- [EXTRACTED ENTRIES]
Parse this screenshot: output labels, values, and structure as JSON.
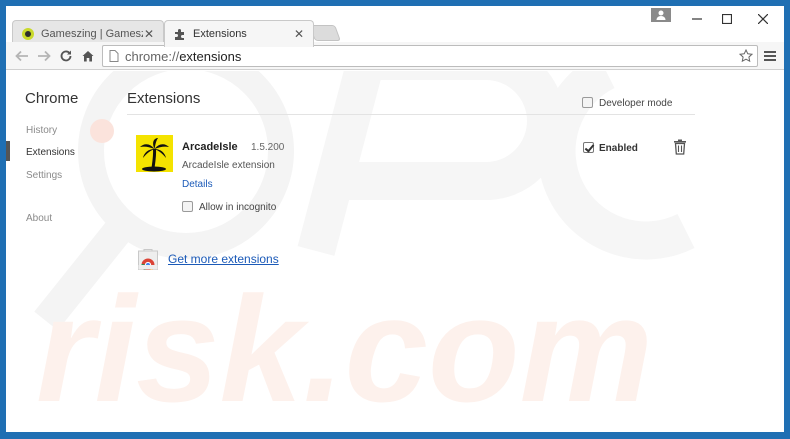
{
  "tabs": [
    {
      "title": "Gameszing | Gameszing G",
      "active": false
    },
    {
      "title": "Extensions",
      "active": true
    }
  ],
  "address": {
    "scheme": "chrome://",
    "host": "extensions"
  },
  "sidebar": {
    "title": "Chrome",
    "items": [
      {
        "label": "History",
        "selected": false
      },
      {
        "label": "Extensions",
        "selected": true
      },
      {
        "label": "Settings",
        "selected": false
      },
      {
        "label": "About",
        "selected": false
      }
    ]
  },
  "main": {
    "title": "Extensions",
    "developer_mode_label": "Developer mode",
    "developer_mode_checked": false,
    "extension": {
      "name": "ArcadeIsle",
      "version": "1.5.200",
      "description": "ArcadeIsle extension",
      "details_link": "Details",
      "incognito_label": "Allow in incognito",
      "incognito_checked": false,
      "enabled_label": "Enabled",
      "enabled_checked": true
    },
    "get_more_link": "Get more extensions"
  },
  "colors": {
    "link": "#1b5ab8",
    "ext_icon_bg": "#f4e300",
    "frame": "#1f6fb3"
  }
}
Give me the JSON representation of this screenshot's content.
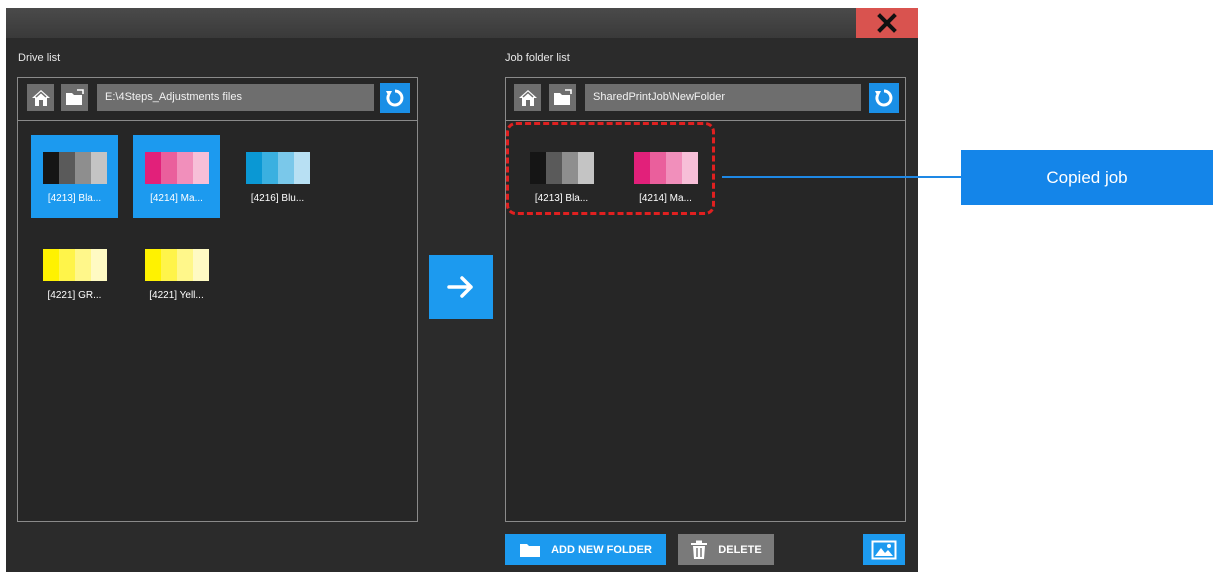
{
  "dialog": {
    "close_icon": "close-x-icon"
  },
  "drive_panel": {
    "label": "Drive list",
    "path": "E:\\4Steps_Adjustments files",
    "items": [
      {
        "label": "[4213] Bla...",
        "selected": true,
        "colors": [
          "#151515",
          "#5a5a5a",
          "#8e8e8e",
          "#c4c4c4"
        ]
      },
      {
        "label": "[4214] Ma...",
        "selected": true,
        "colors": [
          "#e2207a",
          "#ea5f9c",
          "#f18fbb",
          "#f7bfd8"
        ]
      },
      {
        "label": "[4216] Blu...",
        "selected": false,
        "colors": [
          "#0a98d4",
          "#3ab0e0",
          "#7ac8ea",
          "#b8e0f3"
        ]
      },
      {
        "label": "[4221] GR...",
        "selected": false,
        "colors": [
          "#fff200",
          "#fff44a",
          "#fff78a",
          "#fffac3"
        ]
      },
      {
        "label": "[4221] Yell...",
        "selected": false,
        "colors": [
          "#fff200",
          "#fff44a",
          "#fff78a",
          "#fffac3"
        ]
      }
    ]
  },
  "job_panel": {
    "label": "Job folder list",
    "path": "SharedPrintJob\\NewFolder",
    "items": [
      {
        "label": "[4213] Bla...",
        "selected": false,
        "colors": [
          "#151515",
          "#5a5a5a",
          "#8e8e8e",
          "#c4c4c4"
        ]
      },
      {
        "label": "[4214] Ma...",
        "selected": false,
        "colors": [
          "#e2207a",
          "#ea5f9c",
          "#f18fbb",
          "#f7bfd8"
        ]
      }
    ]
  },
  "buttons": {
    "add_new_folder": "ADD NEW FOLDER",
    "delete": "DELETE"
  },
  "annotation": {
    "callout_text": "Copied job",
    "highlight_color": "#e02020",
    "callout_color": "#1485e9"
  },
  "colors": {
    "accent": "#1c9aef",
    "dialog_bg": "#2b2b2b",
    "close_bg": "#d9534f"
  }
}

...

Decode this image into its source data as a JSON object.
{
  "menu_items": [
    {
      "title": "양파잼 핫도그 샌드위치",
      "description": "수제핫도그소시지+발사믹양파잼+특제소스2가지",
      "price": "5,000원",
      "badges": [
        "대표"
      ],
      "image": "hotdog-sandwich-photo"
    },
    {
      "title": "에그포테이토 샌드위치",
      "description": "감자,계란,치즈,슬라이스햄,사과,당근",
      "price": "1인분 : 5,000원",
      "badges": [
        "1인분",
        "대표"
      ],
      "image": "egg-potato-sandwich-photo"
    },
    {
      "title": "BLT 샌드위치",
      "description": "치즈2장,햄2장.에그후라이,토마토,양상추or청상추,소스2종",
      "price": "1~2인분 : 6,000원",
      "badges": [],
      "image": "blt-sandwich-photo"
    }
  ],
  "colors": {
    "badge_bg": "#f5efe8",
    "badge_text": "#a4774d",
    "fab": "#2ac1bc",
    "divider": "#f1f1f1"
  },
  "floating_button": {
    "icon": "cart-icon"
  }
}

- [DIRECTIONS FOR THIS TASK] Report all lines of the data that include the word "screenshot".

- [RESPONSE]
Parse this screenshot: output labels, values, and structure as JSON.
Give me the JSON representation of this screenshot's content.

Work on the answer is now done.